(WRITTEN TASK)
Go through the entries below and write each one out exactly.

——

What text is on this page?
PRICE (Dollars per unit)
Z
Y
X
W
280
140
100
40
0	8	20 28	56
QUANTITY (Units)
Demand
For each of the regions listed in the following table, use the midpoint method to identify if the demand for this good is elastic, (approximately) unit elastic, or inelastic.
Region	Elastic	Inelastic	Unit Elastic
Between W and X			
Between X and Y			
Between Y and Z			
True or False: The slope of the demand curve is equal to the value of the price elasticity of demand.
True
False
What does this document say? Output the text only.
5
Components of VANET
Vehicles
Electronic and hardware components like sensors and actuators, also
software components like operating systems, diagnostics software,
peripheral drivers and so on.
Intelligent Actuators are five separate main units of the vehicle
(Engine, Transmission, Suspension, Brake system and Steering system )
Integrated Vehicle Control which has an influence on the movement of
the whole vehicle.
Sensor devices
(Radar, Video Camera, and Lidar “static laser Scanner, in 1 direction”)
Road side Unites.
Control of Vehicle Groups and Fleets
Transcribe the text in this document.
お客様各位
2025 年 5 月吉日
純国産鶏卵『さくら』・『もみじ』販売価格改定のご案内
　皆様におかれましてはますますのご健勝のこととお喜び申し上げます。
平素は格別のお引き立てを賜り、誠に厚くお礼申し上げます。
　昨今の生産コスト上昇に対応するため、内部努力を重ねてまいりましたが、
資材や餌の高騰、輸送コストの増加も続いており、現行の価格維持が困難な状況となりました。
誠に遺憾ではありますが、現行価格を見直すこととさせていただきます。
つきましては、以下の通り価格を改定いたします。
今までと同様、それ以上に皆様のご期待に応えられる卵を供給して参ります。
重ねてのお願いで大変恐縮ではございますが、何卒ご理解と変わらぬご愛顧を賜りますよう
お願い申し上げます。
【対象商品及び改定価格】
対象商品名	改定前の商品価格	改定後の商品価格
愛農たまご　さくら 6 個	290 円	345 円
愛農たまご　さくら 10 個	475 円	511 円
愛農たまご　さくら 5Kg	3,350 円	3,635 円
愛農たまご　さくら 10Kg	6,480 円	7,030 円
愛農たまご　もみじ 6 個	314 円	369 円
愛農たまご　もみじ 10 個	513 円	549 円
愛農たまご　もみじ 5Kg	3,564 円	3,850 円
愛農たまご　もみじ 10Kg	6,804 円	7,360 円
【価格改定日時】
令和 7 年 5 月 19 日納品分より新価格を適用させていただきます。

——

(TASK SOLUTION)
What text is on this page?
PRICE (Dollars per unit)
Z
Y
X
W
280
140
100
40
0	8	20 28	56
QUANTITY (Units)
Demand
For each of the regions listed in the following table, use the midpoint method to identify if the demand for this good is elastic, (approximately) unit elastic, or inelastic.
Region	Elastic	Inelastic	Unit Elastic
Between W and X			
Between X and Y			
Between Y and Z			
True or False: The slope of the demand curve is equal to the value of the price elasticity of demand.
True
False
What does this document say? Output the text only.
5
Components of VANET
Vehicles
Electronic and hardware components like sensors and actuators, also
software components like operating systems, diagnostics software,
peripheral drivers and so on.
Intelligent Actuators are five separate main units of the vehicle
(Engine, Transmission, Suspension, Brake system and Steering system )
Integrated Vehicle Control which has an influence on the movement of
the whole vehicle.
Sensor devices
(Radar, Video Camera, and Lidar “static laser Scanner, in 1 direction”)
Road side Unites.
Control of Vehicle Groups and Fleets
Transcribe the text in this document.
お客様各位
2025 年 5 月吉日
純国産鶏卵『さくら』・『もみじ』販売価格改定のご案内
　皆様におかれましてはますますのご健勝のこととお喜び申し上げます。
平素は格別のお引き立てを賜り、誠に厚くお礼申し上げます。
　昨今の生産コスト上昇に対応するため、内部努力を重ねてまいりましたが、
資材や餌の高騰、輸送コストの増加も続いており、現行の価格維持が困難な状況となりました。
誠に遺憾ではありますが、現行価格を見直すこととさせていただきます。
つきましては、以下の通り価格を改定いたします。
今までと同様、それ以上に皆様のご期待に応えられる卵を供給して参ります。
重ねてのお願いで大変恐縮ではございますが、何卒ご理解と変わらぬご愛顧を賜りますよう
お願い申し上げます。
【対象商品及び改定価格】
対象商品名	改定前の商品価格	改定後の商品価格
愛農たまご　さくら 6 個	290 円	345 円
愛農たまご　さくら 10 個	475 円	511 円
愛農たまご　さくら 5Kg	3,350 円	3,635 円
愛農たまご　さくら 10Kg	6,480 円	7,030 円
愛農たまご　もみじ 6 個	314 円	369 円
愛農たまご　もみじ 10 個	513 円	549 円
愛農たまご　もみじ 5Kg	3,564 円	3,850 円
愛農たまご　もみじ 10Kg	6,804 円	7,360 円
【価格改定日時】
令和 7 年 5 月 19 日納品分より新価格を適用させていただきます。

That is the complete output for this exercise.